* GIVEN PROBLEM
Identify and pull out each line of the entries in which "dolphin" occurs.
☆ ☆ ☆ ☆ ☆
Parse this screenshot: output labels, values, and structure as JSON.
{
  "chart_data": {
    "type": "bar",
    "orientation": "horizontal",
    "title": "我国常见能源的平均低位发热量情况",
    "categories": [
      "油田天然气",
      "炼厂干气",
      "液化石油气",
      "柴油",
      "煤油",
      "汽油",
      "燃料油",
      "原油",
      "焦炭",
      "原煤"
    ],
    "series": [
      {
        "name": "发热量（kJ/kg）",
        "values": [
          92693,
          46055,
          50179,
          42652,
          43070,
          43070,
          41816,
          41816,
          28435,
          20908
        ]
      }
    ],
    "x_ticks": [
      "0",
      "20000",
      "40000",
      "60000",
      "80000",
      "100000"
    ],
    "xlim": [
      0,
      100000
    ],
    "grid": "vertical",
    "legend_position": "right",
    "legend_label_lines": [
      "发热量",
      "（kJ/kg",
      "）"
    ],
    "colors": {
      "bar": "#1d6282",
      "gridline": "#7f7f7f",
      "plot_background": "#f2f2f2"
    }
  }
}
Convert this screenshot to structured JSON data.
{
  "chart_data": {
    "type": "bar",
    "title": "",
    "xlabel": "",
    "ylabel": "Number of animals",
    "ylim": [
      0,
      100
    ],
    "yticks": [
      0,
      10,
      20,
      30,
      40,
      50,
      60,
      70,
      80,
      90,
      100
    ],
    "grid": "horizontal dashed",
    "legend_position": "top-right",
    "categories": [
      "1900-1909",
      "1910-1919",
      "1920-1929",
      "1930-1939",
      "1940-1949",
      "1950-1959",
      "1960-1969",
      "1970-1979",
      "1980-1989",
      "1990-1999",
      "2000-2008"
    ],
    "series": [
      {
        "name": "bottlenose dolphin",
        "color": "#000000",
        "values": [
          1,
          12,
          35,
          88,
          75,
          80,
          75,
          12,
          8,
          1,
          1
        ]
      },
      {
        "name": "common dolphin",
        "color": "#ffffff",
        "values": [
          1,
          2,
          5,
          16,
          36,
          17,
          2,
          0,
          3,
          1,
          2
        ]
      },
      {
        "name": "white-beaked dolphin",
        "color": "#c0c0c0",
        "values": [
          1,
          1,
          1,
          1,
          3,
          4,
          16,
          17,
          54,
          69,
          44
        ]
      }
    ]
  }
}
☆ ☆ ☆ ☆ ☆
* OUTPUT OF THE EXERCISE
        "name": "bottlenose dolphin",
        "name": "common dolphin",
        "name": "white-beaked dolphin",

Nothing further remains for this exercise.